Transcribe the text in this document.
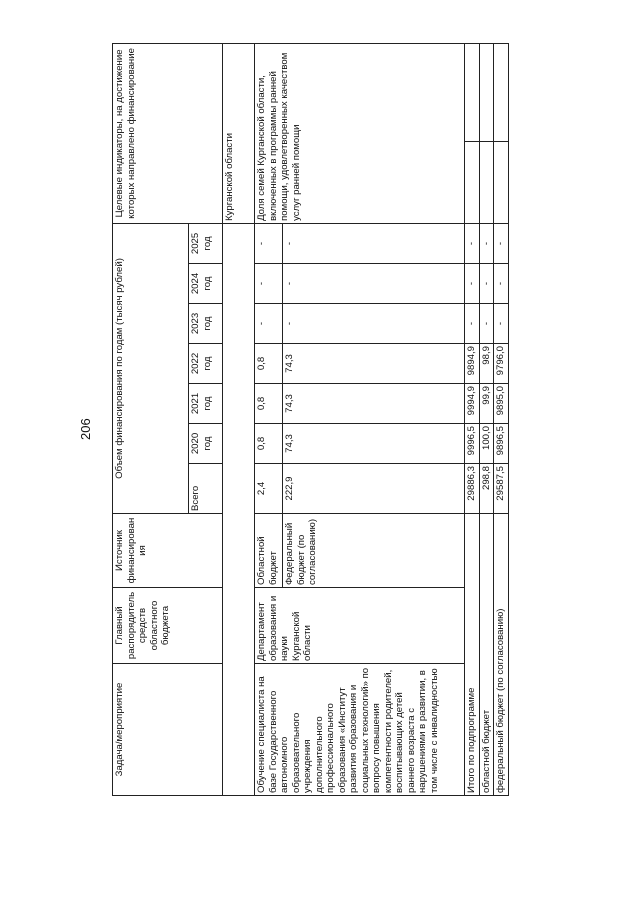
206
Задача/мероприятие	Главный распорядитель средств областного бюджета	Источник финансирования	Объем финансирования по годам (тысяч рублей)							Целевые индикаторы, на достижение которых направлено финансирование	
			Всего	2020 год	2021 год	2022 год	2023 год	2024 год	2025 год		
										Курганской области	
Обучение специалиста на базе Государственного автономного образовательного учреждения дополнительного профессионального образования «Институт развития образования и социальных технологий» по вопросу повышения компетентности родителей, воспитывающих детей раннего возраста с нарушениями в развитии, в том числе с инвалидностью	Департамент образования и науки Курганской области	Областной бюджет	2,4	0,8	0,8	0,8	-	-	-	Доля семей Курганской области, включенных в программы ранней помощи, удовлетворенных качеством услуг ранней помощи	
		Федеральный бюджет (по согласованию)	222,9	74,3	74,3	74,3	-	-	-		
Итого по подпрограмме			29886,3	9996,5	9994,9	9894,9	-	-	-		
областной бюджет			298,8	100,0	99,9	98,9	-	-	-		
федеральный бюджет (по согласованию)			29587,5	9896,5	9895,0	9796,0	-	-	-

++++++++

*Stated task*: Working from the material above, transcribe it exactly while omitting pictures.

*Task output*:
Transcribe the text in this document.
206
Задача/мероприятие	Главный распорядитель средств областного бюджета	Источник финансирования	Объем финансирования по годам (тысяч рублей)							Целевые индикаторы, на достижение которых направлено финансирование	
			Всего	2020 год	2021 год	2022 год	2023 год	2024 год	2025 год		
										Курганской области	
Обучение специалиста на базе Государственного автономного образовательного учреждения дополнительного профессионального образования «Институт развития образования и социальных технологий» по вопросу повышения компетентности родителей, воспитывающих детей раннего возраста с нарушениями в развитии, в том числе с инвалидностью	Департамент образования и науки Курганской области	Областной бюджет	2,4	0,8	0,8	0,8	-	-	-	Доля семей Курганской области, включенных в программы ранней помощи, удовлетворенных качеством услуг ранней помощи	
		Федеральный бюджет (по согласованию)	222,9	74,3	74,3	74,3	-	-	-		
Итого по подпрограмме			29886,3	9996,5	9994,9	9894,9	-	-	-		
областной бюджет			298,8	100,0	99,9	98,9	-	-	-		
федеральный бюджет (по согласованию)			29587,5	9896,5	9895,0	9796,0	-	-	-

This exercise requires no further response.